[Lines of data]
>>>>

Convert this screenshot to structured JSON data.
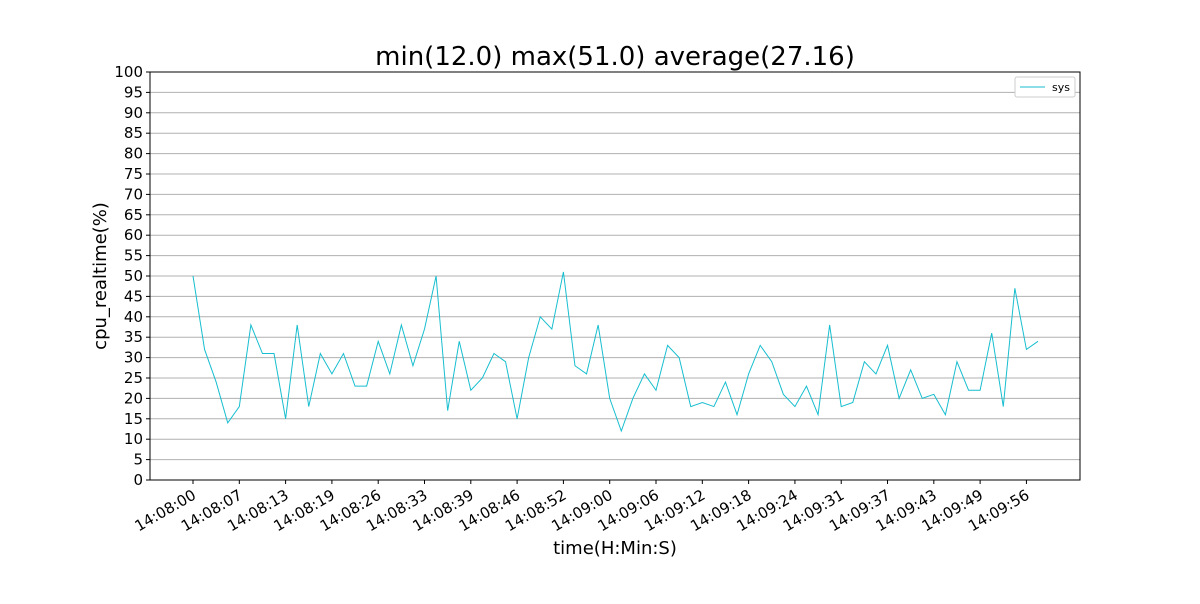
{
  "chart_data": {
    "type": "line",
    "title": "min(12.0) max(51.0) average(27.16)",
    "xlabel": "time(H:Min:S)",
    "ylabel": "cpu_realtime(%)",
    "ylim": [
      0,
      100
    ],
    "yticks": [
      0,
      5,
      10,
      15,
      20,
      25,
      30,
      35,
      40,
      45,
      50,
      55,
      60,
      65,
      70,
      75,
      80,
      85,
      90,
      95,
      100
    ],
    "x_tick_labels": [
      "14:08:00",
      "14:08:07",
      "14:08:13",
      "14:08:19",
      "14:08:26",
      "14:08:33",
      "14:08:39",
      "14:08:46",
      "14:08:52",
      "14:09:00",
      "14:09:06",
      "14:09:12",
      "14:09:18",
      "14:09:24",
      "14:09:31",
      "14:09:37",
      "14:09:43",
      "14:09:49",
      "14:09:56"
    ],
    "x_tick_every": 4,
    "grid": "horizontal",
    "legend_position": "top-right",
    "series": [
      {
        "name": "sys",
        "color": "#17becf",
        "values": [
          50,
          32,
          24,
          14,
          18,
          38,
          31,
          31,
          15,
          38,
          18,
          31,
          26,
          31,
          23,
          23,
          34,
          26,
          38,
          28,
          37,
          50,
          17,
          34,
          22,
          25,
          31,
          29,
          15,
          30,
          40,
          37,
          51,
          28,
          26,
          38,
          20,
          12,
          20,
          26,
          22,
          33,
          30,
          18,
          19,
          18,
          24,
          16,
          26,
          33,
          29,
          21,
          18,
          23,
          16,
          38,
          18,
          19,
          29,
          26,
          33,
          20,
          27,
          20,
          21,
          16,
          29,
          22,
          22,
          36,
          18,
          47,
          32,
          34
        ]
      }
    ]
  }
}
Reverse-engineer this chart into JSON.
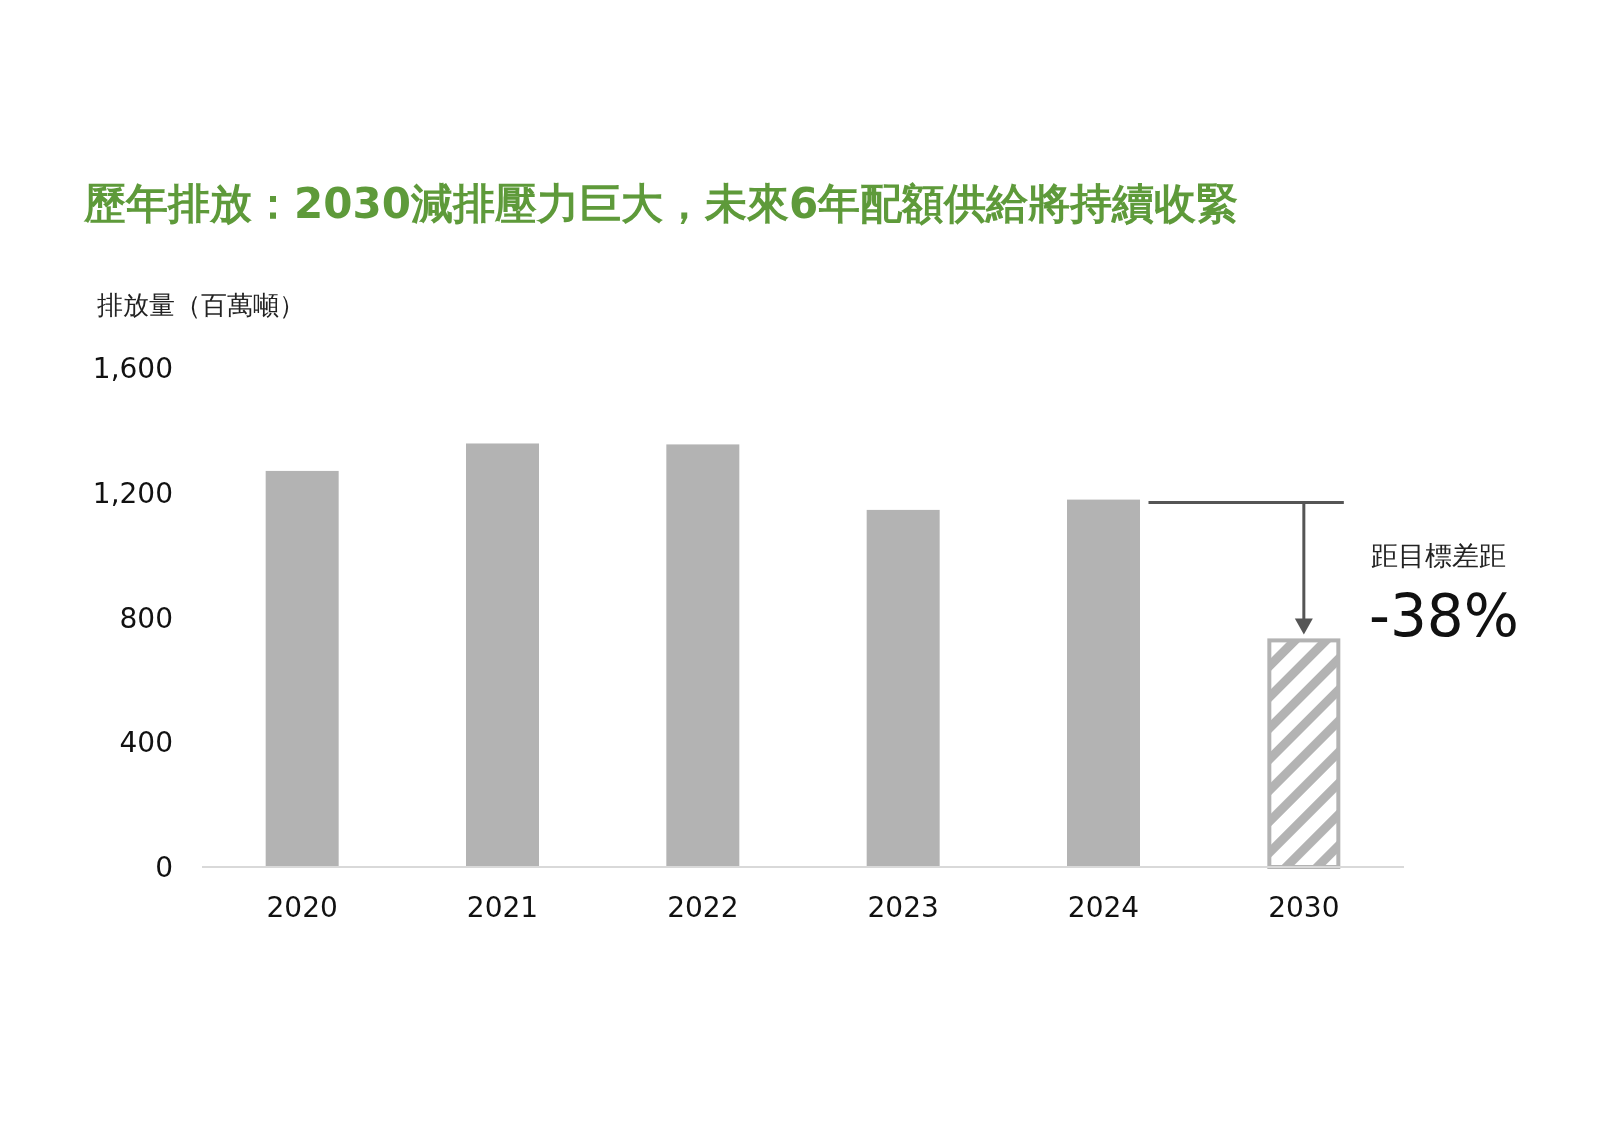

<<<<

== Your instructions ==
Will you set down the records word for word while leaving out every picture?

== Exercise response ==
Convert this screenshot to structured JSON data.
{
  "chart_data": {
    "type": "line",
    "title": "min(12.0) max(51.0) average(27.16)",
    "xlabel": "time(H:Min:S)",
    "ylabel": "cpu_realtime(%)",
    "ylim": [
      0,
      100
    ],
    "yticks": [
      0,
      5,
      10,
      15,
      20,
      25,
      30,
      35,
      40,
      45,
      50,
      55,
      60,
      65,
      70,
      75,
      80,
      85,
      90,
      95,
      100
    ],
    "x_tick_labels": [
      "14:08:00",
      "14:08:07",
      "14:08:13",
      "14:08:19",
      "14:08:26",
      "14:08:33",
      "14:08:39",
      "14:08:46",
      "14:08:52",
      "14:09:00",
      "14:09:06",
      "14:09:12",
      "14:09:18",
      "14:09:24",
      "14:09:31",
      "14:09:37",
      "14:09:43",
      "14:09:49",
      "14:09:56"
    ],
    "x_tick_every": 4,
    "grid": "horizontal",
    "legend_position": "top-right",
    "series": [
      {
        "name": "sys",
        "color": "#17becf",
        "values": [
          50,
          32,
          24,
          14,
          18,
          38,
          31,
          31,
          15,
          38,
          18,
          31,
          26,
          31,
          23,
          23,
          34,
          26,
          38,
          28,
          37,
          50,
          17,
          34,
          22,
          25,
          31,
          29,
          15,
          30,
          40,
          37,
          51,
          28,
          26,
          38,
          20,
          12,
          20,
          26,
          22,
          33,
          30,
          18,
          19,
          18,
          24,
          16,
          26,
          33,
          29,
          21,
          18,
          23,
          16,
          38,
          18,
          19,
          29,
          26,
          33,
          20,
          27,
          20,
          21,
          16,
          29,
          22,
          22,
          36,
          18,
          47,
          32,
          34
        ]
      }
    ]
  }
}
Reverse-engineer this chart into JSON.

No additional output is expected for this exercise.